══ SOURCE RECORDS

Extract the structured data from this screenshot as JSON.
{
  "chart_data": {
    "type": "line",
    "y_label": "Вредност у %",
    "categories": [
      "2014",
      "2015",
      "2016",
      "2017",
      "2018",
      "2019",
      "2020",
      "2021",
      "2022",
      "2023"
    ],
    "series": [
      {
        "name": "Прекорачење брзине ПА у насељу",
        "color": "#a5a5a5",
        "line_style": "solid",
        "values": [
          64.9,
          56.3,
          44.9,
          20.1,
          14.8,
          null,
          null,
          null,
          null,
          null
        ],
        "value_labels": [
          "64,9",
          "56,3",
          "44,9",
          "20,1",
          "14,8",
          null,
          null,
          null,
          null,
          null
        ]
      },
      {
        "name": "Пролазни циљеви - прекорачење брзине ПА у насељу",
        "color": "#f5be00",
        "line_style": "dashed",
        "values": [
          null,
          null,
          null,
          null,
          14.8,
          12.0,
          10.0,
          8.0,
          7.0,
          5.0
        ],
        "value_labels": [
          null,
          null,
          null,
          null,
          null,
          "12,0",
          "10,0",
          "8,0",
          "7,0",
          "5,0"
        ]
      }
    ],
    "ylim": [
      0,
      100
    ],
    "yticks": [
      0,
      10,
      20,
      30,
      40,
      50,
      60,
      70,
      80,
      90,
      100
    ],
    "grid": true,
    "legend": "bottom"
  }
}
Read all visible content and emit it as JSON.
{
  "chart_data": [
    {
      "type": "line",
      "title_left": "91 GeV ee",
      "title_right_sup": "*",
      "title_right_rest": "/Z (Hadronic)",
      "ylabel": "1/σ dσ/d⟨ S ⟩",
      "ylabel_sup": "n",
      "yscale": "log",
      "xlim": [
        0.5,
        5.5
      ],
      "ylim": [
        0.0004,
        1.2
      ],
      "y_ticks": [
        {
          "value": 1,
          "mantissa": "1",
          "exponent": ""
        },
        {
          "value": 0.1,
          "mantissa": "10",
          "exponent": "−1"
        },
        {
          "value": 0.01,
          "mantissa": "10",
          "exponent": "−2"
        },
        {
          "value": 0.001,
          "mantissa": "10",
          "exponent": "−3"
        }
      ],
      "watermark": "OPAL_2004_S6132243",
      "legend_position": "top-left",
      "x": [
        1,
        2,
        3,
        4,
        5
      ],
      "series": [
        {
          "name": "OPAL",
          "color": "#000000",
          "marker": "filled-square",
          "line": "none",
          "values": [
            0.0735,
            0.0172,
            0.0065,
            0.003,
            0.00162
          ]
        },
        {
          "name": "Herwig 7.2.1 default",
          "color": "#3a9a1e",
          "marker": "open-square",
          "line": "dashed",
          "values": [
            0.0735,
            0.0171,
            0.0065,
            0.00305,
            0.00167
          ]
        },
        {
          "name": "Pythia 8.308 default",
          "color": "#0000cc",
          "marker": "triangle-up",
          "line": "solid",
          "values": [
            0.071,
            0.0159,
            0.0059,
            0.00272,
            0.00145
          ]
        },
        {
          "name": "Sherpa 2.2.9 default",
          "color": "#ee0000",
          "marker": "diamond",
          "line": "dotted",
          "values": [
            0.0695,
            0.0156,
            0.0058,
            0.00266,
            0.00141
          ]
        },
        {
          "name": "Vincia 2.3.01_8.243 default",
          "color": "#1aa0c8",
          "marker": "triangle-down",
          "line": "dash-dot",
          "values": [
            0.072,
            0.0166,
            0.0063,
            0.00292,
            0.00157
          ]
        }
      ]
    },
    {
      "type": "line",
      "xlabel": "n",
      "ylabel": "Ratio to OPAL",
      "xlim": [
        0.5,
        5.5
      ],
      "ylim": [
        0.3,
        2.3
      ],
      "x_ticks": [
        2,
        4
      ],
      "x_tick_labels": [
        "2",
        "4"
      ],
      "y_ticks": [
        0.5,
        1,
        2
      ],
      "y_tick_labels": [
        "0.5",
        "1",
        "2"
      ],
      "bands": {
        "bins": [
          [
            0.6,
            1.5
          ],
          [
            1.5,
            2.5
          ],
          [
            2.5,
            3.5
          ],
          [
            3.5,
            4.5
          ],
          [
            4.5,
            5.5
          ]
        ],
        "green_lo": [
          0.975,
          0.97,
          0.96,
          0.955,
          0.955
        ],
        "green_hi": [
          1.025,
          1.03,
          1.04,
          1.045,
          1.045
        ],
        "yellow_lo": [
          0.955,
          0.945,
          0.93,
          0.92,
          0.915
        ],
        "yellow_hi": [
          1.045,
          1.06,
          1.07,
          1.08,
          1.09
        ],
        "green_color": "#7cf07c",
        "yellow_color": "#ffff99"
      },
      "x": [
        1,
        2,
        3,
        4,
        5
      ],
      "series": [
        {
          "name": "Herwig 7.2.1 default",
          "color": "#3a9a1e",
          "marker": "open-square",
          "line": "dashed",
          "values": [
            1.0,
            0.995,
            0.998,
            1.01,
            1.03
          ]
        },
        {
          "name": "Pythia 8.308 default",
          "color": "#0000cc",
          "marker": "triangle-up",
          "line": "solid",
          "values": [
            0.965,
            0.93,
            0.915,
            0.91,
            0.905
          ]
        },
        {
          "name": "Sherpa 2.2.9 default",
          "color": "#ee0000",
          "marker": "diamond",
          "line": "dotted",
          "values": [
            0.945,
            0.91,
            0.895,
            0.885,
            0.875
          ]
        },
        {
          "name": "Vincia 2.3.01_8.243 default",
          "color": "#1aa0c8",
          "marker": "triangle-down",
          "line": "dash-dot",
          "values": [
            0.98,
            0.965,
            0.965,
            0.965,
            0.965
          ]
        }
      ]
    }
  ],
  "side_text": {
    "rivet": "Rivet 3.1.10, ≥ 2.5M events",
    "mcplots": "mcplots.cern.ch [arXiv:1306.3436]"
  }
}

════

WRITTEN REQUEST: Quote each line of the data above exactly as written.

EXERCISE RESULT:
Extract the structured data from this screenshot as JSON.
{
  "chart_data": {
    "type": "line",
    "y_label": "Вредност у %",
    "categories": [
      "2014",
      "2015",
      "2016",
      "2017",
      "2018",
      "2019",
      "2020",
      "2021",
      "2022",
      "2023"
    ],
    "series": [
      {
        "name": "Прекорачење брзине ПА у насељу",
        "color": "#a5a5a5",
        "line_style": "solid",
        "values": [
          64.9,
          56.3,
          44.9,
          20.1,
          14.8,
          null,
          null,
          null,
          null,
          null
        ],
        "value_labels": [
          "64,9",
          "56,3",
          "44,9",
          "20,1",
          "14,8",
          null,
          null,
          null,
          null,
          null
        ]
      },
      {
        "name": "Пролазни циљеви - прекорачење брзине ПА у насељу",
        "color": "#f5be00",
        "line_style": "dashed",
        "values": [
          null,
          null,
          null,
          null,
          14.8,
          12.0,
          10.0,
          8.0,
          7.0,
          5.0
        ],
        "value_labels": [
          null,
          null,
          null,
          null,
          null,
          "12,0",
          "10,0",
          "8,0",
          "7,0",
          "5,0"
        ]
      }
    ],
    "ylim": [
      0,
      100
    ],
    "yticks": [
      0,
      10,
      20,
      30,
      40,
      50,
      60,
      70,
      80,
      90,
      100
    ],
    "grid": true,
    "legend": "bottom"
  }
}
Read all visible content and emit it as JSON.
{
  "chart_data": [
    {
      "type": "line",
      "title_left": "91 GeV ee",
      "title_right_sup": "*",
      "title_right_rest": "/Z (Hadronic)",
      "ylabel": "1/σ dσ/d⟨ S ⟩",
      "ylabel_sup": "n",
      "yscale": "log",
      "xlim": [
        0.5,
        5.5
      ],
      "ylim": [
        0.0004,
        1.2
      ],
      "y_ticks": [
        {
          "value": 1,
          "mantissa": "1",
          "exponent": ""
        },
        {
          "value": 0.1,
          "mantissa": "10",
          "exponent": "−1"
        },
        {
          "value": 0.01,
          "mantissa": "10",
          "exponent": "−2"
        },
        {
          "value": 0.001,
          "mantissa": "10",
          "exponent": "−3"
        }
      ],
      "watermark": "OPAL_2004_S6132243",
      "legend_position": "top-left",
      "x": [
        1,
        2,
        3,
        4,
        5
      ],
      "series": [
        {
          "name": "OPAL",
          "color": "#000000",
          "marker": "filled-square",
          "line": "none",
          "values": [
            0.0735,
            0.0172,
            0.0065,
            0.003,
            0.00162
          ]
        },
        {
          "name": "Herwig 7.2.1 default",
          "color": "#3a9a1e",
          "marker": "open-square",
          "line": "dashed",
          "values": [
            0.0735,
            0.0171,
            0.0065,
            0.00305,
            0.00167
          ]
        },
        {
          "name": "Pythia 8.308 default",
          "color": "#0000cc",
          "marker": "triangle-up",
          "line": "solid",
          "values": [
            0.071,
            0.0159,
            0.0059,
            0.00272,
            0.00145
          ]
        },
        {
          "name": "Sherpa 2.2.9 default",
          "color": "#ee0000",
          "marker": "diamond",
          "line": "dotted",
          "values": [
            0.0695,
            0.0156,
            0.0058,
            0.00266,
            0.00141
          ]
        },
        {
          "name": "Vincia 2.3.01_8.243 default",
          "color": "#1aa0c8",
          "marker": "triangle-down",
          "line": "dash-dot",
          "values": [
            0.072,
            0.0166,
            0.0063,
            0.00292,
            0.00157
          ]
        }
      ]
    },
    {
      "type": "line",
      "xlabel": "n",
      "ylabel": "Ratio to OPAL",
      "xlim": [
        0.5,
        5.5
      ],
      "ylim": [
        0.3,
        2.3
      ],
      "x_ticks": [
        2,
        4
      ],
      "x_tick_labels": [
        "2",
        "4"
      ],
      "y_ticks": [
        0.5,
        1,
        2
      ],
      "y_tick_labels": [
        "0.5",
        "1",
        "2"
      ],
      "bands": {
        "bins": [
          [
            0.6,
            1.5
          ],
          [
            1.5,
            2.5
          ],
          [
            2.5,
            3.5
          ],
          [
            3.5,
            4.5
          ],
          [
            4.5,
            5.5
          ]
        ],
        "green_lo": [
          0.975,
          0.97,
          0.96,
          0.955,
          0.955
        ],
        "green_hi": [
          1.025,
          1.03,
          1.04,
          1.045,
          1.045
        ],
        "yellow_lo": [
          0.955,
          0.945,
          0.93,
          0.92,
          0.915
        ],
        "yellow_hi": [
          1.045,
          1.06,
          1.07,
          1.08,
          1.09
        ],
        "green_color": "#7cf07c",
        "yellow_color": "#ffff99"
      },
      "x": [
        1,
        2,
        3,
        4,
        5
      ],
      "series": [
        {
          "name": "Herwig 7.2.1 default",
          "color": "#3a9a1e",
          "marker": "open-square",
          "line": "dashed",
          "values": [
            1.0,
            0.995,
            0.998,
            1.01,
            1.03
          ]
        },
        {
          "name": "Pythia 8.308 default",
          "color": "#0000cc",
          "marker": "triangle-up",
          "line": "solid",
          "values": [
            0.965,
            0.93,
            0.915,
            0.91,
            0.905
          ]
        },
        {
          "name": "Sherpa 2.2.9 default",
          "color": "#ee0000",
          "marker": "diamond",
          "line": "dotted",
          "values": [
            0.945,
            0.91,
            0.895,
            0.885,
            0.875
          ]
        },
        {
          "name": "Vincia 2.3.01_8.243 default",
          "color": "#1aa0c8",
          "marker": "triangle-down",
          "line": "dash-dot",
          "values": [
            0.98,
            0.965,
            0.965,
            0.965,
            0.965
          ]
        }
      ]
    }
  ],
  "side_text": {
    "rivet": "Rivet 3.1.10, ≥ 2.5M events",
    "mcplots": "mcplots.cern.ch [arXiv:1306.3436]"
  }
}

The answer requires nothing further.